• Raw data
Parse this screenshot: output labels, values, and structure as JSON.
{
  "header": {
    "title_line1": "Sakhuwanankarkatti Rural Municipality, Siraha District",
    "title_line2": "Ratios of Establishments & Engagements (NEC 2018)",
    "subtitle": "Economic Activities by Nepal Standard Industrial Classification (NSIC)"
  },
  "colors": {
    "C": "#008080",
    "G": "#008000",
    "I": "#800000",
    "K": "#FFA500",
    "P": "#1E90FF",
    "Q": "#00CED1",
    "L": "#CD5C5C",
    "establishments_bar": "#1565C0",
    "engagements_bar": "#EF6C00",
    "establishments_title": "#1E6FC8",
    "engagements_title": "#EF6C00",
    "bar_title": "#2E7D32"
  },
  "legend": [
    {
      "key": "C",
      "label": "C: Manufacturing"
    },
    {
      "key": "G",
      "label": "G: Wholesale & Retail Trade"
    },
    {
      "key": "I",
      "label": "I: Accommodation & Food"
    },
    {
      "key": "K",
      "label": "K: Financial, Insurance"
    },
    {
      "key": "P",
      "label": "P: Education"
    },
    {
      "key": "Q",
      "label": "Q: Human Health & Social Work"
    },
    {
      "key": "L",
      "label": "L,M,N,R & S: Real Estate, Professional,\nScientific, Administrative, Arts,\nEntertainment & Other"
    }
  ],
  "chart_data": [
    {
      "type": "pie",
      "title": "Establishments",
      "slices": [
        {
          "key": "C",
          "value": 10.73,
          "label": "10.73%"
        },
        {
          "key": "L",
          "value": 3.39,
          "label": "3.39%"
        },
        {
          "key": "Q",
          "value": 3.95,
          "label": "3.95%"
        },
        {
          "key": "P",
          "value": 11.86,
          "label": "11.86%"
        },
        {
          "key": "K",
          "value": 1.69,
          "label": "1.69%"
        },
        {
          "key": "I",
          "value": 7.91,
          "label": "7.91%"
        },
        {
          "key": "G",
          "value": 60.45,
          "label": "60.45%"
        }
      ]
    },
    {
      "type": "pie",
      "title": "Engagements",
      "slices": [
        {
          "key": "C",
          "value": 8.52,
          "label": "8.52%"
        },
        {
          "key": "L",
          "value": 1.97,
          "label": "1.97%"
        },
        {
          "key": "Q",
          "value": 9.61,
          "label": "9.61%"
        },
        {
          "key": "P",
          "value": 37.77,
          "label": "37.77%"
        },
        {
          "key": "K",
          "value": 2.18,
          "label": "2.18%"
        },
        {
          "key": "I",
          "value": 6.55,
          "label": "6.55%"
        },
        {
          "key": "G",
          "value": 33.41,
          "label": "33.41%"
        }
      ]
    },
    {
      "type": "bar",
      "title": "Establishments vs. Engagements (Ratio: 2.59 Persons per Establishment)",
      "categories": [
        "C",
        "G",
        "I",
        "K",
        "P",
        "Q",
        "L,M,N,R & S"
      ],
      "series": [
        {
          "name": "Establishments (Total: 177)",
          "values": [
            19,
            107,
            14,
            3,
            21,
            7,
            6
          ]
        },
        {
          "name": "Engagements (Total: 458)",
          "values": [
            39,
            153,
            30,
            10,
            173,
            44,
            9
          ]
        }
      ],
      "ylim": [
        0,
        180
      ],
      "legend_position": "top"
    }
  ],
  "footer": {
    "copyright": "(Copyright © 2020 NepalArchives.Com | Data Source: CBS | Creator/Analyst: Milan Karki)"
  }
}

• Task statement
Go through the records and pull out each line that includes the word "Total".

• Answer
          "name": "Establishments (Total: 177)",
          "name": "Engagements (Total: 458)",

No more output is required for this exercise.